▶ _Aim_
Please give the data below again in full, exactly as it stands.

- - - - -

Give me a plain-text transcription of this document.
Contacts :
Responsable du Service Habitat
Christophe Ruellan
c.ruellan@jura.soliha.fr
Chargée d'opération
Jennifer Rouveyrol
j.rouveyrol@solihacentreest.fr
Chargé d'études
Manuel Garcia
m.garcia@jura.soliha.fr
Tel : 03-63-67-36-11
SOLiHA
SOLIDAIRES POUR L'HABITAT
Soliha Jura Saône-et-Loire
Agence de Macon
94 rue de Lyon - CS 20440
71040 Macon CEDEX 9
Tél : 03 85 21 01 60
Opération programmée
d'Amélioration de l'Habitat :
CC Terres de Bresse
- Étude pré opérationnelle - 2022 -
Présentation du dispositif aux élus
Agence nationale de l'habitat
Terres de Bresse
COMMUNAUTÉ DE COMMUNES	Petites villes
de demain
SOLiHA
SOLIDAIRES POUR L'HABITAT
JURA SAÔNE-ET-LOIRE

- - - - -

▶ _Solution for this exercise_
Give me a plain-text transcription of this document.
Contacts :
Responsable du Service Habitat
Christophe Ruellan
c.ruellan@jura.soliha.fr
Chargée d'opération
Jennifer Rouveyrol
j.rouveyrol@solihacentreest.fr
Chargé d'études
Manuel Garcia
m.garcia@jura.soliha.fr
Tel : 03-63-67-36-11
SOLiHA
SOLIDAIRES POUR L'HABITAT
Soliha Jura Saône-et-Loire
Agence de Macon
94 rue de Lyon - CS 20440
71040 Macon CEDEX 9
Tél : 03 85 21 01 60
Opération programmée
d'Amélioration de l'Habitat :
CC Terres de Bresse
- Étude pré opérationnelle - 2022 -
Présentation du dispositif aux élus
Agence nationale de l'habitat
Terres de Bresse
COMMUNAUTÉ DE COMMUNES	Petites villes
de demain
SOLiHA
SOLIDAIRES POUR L'HABITAT
JURA SAÔNE-ET-LOIRE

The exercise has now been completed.